===== Given text =====

# lstm-char-cnn

**Repository Path**: sofiaxue/lstm-char-cnn

## Basic Information

- **Project Name**: lstm-char-cnn
- **Description**: LSTM language model with CNN over characters
- **Primary Language**: Lua
- **License**: MIT
- **Default Branch**: master
- **Homepage**: None
- **GVP Project**: No

## Statistics

- **Stars**: 0
- **Forks**: 0
- **Created**: 2019-07-23
- **Last Updated**: 2020-12-19

## Categories & Tags

**Categories**: Uncategorized

**Tags**: None

## README

## Character-Aware Neural Language Models
Code for the paper [Character-Aware Neural Language Models](http://arxiv.org/abs/1508.06615) 
(AAAI 2016).

A neural language model (NLM) built on character inputs only. Predictions
are still made at the word-level. The model employs a convolutional neural network (CNN)

=====

Stated exercise 1: Print the part of the lstm-char-cnn repository page between "(AAAI 2016)." and "neural network (CNN)", inclusive.
The rows that follow are unrelated to the lstm-char-cnn repository page.

===== Recorded data =====

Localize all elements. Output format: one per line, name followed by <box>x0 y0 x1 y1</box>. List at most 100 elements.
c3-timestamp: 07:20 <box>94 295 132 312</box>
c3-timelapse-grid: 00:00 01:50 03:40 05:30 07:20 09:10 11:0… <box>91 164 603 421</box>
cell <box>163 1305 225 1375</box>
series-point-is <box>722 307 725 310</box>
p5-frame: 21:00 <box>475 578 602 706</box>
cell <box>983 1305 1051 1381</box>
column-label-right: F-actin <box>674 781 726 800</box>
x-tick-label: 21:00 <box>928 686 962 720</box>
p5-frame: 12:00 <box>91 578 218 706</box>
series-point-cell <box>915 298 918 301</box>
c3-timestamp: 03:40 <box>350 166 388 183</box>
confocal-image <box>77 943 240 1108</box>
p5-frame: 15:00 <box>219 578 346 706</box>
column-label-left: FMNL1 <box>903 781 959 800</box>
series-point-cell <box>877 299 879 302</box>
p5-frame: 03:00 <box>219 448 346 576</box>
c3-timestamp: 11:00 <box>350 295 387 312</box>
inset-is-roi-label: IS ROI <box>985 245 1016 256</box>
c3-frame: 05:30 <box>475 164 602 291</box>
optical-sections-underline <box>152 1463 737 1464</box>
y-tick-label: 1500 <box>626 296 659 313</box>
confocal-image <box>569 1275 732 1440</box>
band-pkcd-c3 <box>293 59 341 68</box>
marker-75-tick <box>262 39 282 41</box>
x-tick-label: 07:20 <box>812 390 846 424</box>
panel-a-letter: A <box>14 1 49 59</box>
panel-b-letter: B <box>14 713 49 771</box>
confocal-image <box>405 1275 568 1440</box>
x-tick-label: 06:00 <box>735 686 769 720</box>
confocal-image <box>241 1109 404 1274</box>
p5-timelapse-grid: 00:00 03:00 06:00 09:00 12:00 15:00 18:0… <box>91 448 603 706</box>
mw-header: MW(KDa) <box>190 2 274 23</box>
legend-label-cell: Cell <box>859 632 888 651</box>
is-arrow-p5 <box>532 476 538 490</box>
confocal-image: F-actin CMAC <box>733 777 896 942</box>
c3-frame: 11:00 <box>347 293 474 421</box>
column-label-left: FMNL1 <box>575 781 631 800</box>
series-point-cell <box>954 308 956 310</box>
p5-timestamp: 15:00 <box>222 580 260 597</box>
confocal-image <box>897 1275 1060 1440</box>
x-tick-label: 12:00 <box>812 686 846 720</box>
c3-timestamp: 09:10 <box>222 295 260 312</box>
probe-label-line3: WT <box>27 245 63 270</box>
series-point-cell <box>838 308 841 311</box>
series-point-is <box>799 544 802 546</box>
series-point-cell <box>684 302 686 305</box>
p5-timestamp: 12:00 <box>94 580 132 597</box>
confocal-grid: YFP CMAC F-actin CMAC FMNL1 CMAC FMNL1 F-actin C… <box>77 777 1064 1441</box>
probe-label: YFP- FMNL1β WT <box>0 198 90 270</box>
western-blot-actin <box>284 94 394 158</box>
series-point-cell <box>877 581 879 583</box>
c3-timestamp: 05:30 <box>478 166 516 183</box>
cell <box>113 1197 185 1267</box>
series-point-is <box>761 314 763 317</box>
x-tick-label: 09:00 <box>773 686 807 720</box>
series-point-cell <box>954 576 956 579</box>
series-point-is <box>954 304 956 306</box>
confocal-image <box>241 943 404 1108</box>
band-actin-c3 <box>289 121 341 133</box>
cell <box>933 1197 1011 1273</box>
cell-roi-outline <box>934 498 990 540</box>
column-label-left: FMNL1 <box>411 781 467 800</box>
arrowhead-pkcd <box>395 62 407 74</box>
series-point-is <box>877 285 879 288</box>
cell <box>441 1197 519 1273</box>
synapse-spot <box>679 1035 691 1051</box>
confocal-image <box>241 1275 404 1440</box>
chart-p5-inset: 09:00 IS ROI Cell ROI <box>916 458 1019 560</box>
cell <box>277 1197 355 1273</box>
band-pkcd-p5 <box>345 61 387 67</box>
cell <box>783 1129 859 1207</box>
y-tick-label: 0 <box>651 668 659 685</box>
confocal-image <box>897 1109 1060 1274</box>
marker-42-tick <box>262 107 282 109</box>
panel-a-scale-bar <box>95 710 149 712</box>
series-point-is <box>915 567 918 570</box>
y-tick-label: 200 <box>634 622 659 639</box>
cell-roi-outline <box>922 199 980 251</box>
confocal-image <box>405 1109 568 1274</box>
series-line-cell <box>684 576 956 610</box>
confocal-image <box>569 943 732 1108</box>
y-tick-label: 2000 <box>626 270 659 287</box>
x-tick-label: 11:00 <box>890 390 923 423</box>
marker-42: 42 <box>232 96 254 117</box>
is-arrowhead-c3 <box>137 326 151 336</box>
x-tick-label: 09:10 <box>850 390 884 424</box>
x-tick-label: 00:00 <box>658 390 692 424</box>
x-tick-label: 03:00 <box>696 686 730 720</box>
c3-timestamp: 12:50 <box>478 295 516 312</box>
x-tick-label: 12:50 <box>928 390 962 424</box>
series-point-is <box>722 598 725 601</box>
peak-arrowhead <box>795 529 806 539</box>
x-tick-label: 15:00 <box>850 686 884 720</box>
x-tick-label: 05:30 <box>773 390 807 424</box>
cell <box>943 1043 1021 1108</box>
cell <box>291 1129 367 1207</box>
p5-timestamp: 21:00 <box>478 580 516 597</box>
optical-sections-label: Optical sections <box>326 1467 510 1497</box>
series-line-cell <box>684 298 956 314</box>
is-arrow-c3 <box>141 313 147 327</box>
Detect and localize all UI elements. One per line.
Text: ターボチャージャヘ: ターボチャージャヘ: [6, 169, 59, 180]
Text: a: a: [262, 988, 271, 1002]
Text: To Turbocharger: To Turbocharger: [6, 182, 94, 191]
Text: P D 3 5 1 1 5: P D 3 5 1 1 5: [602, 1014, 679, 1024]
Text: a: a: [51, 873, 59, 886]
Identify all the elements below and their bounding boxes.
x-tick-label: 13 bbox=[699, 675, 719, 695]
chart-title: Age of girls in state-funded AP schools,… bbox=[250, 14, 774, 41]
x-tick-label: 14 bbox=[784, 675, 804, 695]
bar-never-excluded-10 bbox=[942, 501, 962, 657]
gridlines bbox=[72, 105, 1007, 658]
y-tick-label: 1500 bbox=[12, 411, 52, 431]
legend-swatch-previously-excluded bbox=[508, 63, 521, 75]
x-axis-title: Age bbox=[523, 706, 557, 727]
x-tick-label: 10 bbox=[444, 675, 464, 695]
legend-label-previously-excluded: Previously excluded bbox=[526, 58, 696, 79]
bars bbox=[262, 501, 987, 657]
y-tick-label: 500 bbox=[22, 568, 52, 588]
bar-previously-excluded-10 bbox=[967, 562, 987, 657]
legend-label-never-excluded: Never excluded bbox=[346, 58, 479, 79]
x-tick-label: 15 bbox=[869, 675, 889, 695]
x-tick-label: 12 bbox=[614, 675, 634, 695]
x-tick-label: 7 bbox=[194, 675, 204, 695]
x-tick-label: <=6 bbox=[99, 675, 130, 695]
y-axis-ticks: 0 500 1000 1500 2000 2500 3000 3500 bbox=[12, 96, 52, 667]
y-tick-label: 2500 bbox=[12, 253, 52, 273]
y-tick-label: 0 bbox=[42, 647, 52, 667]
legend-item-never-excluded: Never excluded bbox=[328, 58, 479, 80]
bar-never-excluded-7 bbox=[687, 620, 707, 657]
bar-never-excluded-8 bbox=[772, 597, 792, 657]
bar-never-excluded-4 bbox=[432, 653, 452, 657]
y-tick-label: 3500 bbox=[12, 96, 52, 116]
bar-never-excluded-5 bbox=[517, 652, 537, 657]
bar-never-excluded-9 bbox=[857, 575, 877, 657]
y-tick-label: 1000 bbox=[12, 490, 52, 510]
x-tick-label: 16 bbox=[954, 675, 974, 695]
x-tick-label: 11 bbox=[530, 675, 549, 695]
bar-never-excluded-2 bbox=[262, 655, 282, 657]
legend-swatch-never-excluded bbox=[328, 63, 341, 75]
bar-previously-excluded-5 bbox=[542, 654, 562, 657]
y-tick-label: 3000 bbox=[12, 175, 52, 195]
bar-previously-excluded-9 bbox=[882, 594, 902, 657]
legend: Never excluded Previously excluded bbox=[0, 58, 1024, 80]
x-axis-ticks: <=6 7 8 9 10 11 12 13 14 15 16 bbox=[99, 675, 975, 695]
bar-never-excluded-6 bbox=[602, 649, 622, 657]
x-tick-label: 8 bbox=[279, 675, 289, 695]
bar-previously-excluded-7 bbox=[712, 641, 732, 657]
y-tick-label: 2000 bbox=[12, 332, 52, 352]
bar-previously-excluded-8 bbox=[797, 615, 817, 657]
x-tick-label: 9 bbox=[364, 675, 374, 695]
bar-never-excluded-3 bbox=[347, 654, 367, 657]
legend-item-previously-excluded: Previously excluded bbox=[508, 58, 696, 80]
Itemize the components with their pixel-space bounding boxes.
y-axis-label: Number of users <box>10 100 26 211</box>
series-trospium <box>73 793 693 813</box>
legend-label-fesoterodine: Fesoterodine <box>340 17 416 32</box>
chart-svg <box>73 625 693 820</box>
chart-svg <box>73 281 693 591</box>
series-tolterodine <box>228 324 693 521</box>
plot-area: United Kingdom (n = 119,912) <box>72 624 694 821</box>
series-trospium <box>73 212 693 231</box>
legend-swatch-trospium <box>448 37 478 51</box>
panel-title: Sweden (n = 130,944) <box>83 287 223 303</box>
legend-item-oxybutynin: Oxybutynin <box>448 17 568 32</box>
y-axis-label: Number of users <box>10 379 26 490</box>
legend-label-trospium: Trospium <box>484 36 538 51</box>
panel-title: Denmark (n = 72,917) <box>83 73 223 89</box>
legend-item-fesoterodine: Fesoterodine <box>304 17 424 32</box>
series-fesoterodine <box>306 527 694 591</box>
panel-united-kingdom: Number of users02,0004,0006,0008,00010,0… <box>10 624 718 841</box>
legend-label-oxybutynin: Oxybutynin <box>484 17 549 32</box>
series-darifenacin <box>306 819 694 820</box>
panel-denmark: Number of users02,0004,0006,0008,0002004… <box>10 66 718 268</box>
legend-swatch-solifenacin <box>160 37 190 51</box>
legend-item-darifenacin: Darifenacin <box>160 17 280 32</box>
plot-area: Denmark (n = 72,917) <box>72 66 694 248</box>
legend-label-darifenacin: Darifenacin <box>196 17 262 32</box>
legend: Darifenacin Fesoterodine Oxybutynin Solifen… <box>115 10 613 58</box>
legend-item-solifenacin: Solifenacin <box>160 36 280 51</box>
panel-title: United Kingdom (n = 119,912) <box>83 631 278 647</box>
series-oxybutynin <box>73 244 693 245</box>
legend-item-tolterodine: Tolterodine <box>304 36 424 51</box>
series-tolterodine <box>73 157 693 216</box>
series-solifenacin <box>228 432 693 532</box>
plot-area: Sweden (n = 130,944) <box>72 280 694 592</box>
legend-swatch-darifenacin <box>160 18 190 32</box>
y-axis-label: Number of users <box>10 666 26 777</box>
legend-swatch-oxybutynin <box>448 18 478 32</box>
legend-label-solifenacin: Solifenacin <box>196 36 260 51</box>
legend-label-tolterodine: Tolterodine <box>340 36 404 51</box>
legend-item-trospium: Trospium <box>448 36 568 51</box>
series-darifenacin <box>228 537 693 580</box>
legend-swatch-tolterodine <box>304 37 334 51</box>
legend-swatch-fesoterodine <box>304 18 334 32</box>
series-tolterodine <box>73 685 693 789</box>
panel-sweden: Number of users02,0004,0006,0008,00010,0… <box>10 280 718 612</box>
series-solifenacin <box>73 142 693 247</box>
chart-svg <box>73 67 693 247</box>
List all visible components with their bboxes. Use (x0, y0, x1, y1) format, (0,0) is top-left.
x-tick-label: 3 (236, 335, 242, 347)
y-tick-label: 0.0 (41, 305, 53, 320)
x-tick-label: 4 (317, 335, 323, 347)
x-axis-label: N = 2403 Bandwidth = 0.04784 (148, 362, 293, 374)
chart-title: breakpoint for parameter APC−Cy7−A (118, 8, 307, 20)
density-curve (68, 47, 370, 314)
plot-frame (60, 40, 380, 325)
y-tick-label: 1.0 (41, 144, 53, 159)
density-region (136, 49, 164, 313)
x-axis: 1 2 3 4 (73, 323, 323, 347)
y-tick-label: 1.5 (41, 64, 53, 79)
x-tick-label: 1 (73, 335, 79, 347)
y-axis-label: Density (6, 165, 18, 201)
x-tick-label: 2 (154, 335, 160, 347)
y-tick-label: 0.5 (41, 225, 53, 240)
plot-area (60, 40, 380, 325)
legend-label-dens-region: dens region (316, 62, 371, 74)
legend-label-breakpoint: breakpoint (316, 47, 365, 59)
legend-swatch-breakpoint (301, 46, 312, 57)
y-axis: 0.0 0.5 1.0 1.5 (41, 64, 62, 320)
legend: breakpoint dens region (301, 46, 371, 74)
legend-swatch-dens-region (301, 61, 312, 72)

=====

Stated exercise 2: Convert the rows from the first one through the line holding "c3-timelapse-grid: 00:00 01:50", inclusive, into a JSON list of strings with one string per line, leaving out blank lines.

Task response 1:
(AAAI 2016).

A neural language model (NLM) built on character inputs only. Predictions
are still made at the word-level. The model employs a convolutional neural network (CNN)

Task response 2:
[
  "Localize all elements. Output format: one per line, name followed by <box>x0 y0 x1 y1</box>. List at most 100 elements.",
  "c3-timestamp: 07:20 <box>94 295 132 312</box>",
  "c3-timelapse-grid: 00:00 01:50 03:40 05:30 07:20 09:10 11:0… <box>91 164 603 421</box>"
]